--- 本文 ---
自分の心が空っぽだと気づく時がある。
勉強ばっかりしてきた子どもが、あるとき、友達もうまくできず、一人になれず、何をしたらよいかもわからず、当惑することがある。不登校の子どもが大抵そうである。運動ができた子どもがあるとき怪我をして運動で生きられなくなったときも同じようなことがおこりうる。あるいは、両親の夫婦喧嘩の下で育った人の中には、いつもいつも親のことを心配して、自分の心に目を向ける暇がなかったという人もある。きょうだいに障碍者がいて親はその子にかかりっきりで、自分もきょうだいのことで気を遣い、自分のことに気が回らなかったという人もある。思春期にきょうだいが家庭内暴力や非行に走り、その心配で困ったという人もある。勉強や運動ばかりした果てのむなしさではなく、周囲の騒々しさに惑わされての心のむなしさはうつ状態と同じくらいむなしいものである。
私も同じような境遇にあったと思うが、幸か不幸か、家は貧乏で、家を一旦出たからには帰るわけにはいかなかった。大学院では先輩に助けられ、東京に出ても社会生活に慣れていない私は恋人や友人に助けられやっと生きる道ができた。生活するのに精いっぱいで、心の空っぽさなど考える余地もなかった。結婚して先輩に導かれ公務員になったとき、生活が落ち着いてやっと私は自分の心が空っぽであることに気がついたのだった。幸いにも次の年から河合隼雄先生に分析を受けることができ、自分の心が何とかなり始めたのだった。
「分析の効果は少しずつ出てきます」と言われた。私の心の空っぽさが埋まり始めたのは分析が終わって5年もたってからだった。自分のしたいことができ始めてからであったことが、ずっと後になって振り返ってわかった。
自分は空っぽである、何とかしなければと思い始めたとき私は動き始めた。心の空っぽ、つまりは、うつ状態を受け入れたとき前向きの動きが始まったのだと思う。それまでの動きは焦りではなかったかと思う。分析を受け、ユング心理学を必死に勉強したが、しょせん、それは借り物でしかなかった。自分の経験やそこから学んだことで自分を埋めていく以外にないということだったのではなかろうか。分析の効果の発現には5年かかった。
---
• 課題:
本文について次の問いに答えよ。
(a) 筆者が河合隼雄先生の分析を受け始めたのはいつからか。
(b) 筆者の心の空っぽさが埋まり始めたのは、分析が終わって何年たってからか。
(c) 筆者が分析を受けながら必死に勉強したのは何か。
記録は本文とは関係のない別の資料である。
--- 利用できるデータ ---
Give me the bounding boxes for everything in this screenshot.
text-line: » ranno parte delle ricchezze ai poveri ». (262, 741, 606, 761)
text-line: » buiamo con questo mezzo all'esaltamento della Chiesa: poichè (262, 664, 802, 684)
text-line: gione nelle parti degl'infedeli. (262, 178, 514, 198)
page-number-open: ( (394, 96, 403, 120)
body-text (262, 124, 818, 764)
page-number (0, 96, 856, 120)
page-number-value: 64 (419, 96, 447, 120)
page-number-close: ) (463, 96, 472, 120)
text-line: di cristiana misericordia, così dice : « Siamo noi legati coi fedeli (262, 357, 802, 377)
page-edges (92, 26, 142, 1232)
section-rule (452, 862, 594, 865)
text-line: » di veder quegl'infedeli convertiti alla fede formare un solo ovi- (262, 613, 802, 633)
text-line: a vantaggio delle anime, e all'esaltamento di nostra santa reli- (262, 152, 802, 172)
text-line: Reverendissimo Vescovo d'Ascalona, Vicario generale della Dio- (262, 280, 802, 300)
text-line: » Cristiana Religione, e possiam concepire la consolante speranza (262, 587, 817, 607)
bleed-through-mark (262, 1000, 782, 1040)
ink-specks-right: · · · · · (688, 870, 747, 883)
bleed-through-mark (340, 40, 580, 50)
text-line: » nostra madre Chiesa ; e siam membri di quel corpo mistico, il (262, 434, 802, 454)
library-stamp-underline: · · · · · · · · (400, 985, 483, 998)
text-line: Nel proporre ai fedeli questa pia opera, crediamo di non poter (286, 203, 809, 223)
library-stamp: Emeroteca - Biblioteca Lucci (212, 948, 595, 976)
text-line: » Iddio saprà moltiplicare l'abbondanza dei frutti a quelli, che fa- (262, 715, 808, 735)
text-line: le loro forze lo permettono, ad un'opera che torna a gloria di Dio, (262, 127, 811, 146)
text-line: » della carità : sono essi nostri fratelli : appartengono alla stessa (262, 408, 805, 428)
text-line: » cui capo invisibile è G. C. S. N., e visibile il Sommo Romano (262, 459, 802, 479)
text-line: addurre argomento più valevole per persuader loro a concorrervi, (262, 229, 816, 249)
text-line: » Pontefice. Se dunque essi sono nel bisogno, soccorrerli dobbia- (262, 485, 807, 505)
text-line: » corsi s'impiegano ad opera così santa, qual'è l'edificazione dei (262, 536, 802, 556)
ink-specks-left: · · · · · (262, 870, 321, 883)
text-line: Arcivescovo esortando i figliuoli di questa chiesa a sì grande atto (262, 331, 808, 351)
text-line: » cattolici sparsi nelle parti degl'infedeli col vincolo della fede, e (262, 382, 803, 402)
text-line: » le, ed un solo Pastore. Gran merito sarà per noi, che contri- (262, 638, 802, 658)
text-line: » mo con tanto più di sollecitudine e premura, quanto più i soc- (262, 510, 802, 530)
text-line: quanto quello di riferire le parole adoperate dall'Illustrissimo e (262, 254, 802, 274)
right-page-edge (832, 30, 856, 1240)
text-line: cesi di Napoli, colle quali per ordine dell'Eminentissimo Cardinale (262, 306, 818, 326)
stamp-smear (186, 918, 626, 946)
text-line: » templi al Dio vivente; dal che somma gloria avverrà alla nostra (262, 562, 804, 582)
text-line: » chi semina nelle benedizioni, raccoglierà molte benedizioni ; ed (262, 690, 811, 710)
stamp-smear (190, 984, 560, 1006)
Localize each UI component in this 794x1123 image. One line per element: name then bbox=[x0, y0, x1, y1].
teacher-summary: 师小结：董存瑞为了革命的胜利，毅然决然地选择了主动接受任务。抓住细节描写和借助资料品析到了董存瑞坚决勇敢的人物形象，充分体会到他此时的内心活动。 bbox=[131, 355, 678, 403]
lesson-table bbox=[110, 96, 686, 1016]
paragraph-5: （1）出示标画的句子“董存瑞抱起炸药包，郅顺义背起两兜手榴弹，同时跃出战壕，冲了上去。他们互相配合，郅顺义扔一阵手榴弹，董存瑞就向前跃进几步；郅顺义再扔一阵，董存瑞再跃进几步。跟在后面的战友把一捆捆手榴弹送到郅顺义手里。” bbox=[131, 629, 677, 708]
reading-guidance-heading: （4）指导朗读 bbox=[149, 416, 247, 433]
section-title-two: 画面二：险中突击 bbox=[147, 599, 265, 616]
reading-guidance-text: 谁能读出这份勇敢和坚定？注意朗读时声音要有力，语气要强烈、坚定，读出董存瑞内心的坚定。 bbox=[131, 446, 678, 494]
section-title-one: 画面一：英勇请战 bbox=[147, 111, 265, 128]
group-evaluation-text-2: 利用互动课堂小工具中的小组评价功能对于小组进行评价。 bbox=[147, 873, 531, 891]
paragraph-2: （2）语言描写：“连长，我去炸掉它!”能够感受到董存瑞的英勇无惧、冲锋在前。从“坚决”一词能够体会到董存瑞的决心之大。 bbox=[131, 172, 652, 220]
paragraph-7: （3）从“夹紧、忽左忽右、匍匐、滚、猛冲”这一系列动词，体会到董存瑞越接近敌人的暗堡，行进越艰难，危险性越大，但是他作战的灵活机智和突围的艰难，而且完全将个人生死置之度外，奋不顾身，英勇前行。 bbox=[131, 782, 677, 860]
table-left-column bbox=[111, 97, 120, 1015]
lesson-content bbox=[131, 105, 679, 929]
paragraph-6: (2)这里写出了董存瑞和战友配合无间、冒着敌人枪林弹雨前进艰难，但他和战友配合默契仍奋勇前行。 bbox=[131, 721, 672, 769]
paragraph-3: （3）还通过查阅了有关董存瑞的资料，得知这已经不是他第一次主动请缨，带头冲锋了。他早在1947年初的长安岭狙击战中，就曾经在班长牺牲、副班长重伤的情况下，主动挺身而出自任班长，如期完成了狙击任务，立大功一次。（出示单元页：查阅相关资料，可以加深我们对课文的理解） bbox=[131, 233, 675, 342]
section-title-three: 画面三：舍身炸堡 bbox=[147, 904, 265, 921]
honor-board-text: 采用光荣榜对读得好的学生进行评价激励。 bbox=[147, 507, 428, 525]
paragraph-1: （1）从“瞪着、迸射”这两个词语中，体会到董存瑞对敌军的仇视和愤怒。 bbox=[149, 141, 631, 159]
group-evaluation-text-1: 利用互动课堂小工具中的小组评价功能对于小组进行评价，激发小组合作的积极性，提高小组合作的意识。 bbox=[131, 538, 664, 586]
---
• 解答:
(a) 結婚して公務員になった次の年から。
(b) 5年。
(c) ユング心理学。